- [EXERCISE TASK] How many lines of the material below contain the string "legend"? Reply with the number alone.

++++++++

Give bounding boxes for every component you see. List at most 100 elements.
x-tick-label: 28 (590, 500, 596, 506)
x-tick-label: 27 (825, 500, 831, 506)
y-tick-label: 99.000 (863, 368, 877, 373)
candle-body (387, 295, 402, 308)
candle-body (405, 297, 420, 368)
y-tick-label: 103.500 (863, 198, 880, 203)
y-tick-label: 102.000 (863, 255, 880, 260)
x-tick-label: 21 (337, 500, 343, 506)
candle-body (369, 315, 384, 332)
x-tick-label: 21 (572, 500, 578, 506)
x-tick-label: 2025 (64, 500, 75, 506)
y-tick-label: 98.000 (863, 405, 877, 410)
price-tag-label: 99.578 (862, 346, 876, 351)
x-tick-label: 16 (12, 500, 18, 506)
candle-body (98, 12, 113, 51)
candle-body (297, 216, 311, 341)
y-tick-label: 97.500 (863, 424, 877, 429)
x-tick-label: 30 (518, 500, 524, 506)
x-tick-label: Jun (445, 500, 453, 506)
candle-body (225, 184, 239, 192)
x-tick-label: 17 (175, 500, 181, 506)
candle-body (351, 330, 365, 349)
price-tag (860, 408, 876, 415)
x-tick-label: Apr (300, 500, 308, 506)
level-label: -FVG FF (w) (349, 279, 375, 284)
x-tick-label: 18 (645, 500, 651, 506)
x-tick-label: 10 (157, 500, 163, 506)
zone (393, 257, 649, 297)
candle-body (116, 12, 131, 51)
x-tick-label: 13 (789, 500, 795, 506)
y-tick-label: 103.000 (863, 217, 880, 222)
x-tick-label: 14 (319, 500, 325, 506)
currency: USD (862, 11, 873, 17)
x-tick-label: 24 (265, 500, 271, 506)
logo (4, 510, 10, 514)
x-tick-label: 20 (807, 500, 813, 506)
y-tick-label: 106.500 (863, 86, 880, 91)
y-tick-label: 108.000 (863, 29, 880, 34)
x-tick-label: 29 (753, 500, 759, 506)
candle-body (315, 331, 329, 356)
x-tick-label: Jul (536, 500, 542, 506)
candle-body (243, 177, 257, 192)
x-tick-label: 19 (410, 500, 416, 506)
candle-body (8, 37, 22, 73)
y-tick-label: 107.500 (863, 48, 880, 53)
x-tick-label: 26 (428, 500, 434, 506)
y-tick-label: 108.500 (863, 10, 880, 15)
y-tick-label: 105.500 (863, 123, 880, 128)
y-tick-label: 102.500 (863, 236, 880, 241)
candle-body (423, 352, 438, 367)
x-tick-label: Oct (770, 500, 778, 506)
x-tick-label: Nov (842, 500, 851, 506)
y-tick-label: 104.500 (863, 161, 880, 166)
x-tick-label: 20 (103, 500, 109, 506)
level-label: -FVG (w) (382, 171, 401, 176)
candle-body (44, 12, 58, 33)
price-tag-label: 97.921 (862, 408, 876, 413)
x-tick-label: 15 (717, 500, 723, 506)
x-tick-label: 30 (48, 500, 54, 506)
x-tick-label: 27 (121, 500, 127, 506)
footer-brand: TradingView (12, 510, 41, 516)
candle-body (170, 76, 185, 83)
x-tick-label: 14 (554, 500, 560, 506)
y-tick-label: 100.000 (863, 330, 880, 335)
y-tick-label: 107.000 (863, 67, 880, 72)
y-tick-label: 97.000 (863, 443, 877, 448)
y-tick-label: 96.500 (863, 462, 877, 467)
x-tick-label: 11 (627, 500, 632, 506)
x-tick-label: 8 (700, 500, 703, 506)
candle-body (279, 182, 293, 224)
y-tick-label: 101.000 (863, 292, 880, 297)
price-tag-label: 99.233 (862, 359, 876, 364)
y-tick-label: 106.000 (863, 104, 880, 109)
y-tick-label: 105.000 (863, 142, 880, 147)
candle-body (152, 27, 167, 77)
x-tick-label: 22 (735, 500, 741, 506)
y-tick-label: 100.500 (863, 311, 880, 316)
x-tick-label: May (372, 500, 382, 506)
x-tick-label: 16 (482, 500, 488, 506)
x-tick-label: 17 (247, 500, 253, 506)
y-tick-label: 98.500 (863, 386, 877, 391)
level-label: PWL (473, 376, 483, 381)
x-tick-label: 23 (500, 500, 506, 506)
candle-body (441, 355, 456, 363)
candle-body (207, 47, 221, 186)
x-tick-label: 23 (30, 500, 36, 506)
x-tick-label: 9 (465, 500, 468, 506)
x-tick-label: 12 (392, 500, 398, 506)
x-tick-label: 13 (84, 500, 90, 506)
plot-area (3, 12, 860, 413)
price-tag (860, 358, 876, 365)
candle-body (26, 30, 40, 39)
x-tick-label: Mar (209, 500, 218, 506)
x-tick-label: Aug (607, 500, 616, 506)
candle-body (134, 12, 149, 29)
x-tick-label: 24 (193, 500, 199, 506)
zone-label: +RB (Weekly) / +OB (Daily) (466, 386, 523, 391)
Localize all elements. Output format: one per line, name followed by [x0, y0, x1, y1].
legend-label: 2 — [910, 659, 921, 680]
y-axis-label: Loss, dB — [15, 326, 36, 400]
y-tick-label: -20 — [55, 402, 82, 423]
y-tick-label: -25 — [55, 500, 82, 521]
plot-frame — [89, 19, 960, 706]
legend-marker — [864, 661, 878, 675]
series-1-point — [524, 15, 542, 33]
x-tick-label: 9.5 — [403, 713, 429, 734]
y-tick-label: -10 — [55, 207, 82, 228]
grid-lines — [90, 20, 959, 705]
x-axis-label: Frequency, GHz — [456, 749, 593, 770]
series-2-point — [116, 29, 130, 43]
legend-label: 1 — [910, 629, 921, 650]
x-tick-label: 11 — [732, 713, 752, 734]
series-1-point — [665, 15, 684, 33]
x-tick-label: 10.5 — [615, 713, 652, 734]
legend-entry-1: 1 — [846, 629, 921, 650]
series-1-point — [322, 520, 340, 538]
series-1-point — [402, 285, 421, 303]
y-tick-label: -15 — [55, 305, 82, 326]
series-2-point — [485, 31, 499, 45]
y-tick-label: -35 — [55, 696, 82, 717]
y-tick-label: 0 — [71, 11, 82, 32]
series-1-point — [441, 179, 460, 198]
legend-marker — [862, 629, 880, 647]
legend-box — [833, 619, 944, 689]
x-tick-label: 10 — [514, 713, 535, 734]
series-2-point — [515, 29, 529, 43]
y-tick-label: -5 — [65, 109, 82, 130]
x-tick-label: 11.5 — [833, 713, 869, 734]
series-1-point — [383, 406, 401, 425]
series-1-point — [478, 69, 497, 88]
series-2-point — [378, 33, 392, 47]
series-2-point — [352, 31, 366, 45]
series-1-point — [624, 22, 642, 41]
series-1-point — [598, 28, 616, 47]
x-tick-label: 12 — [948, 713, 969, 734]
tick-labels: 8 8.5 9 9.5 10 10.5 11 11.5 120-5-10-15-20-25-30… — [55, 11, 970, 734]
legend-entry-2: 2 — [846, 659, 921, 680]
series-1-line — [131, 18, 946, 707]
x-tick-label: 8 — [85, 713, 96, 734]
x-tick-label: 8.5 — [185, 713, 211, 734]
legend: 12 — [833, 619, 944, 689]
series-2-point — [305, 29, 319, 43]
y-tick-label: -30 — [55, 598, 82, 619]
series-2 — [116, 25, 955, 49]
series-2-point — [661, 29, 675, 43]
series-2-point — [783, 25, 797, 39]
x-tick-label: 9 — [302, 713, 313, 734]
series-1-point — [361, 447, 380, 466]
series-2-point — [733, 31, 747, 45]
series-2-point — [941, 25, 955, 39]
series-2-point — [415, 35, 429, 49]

++++++++

- [RESPONSE] 8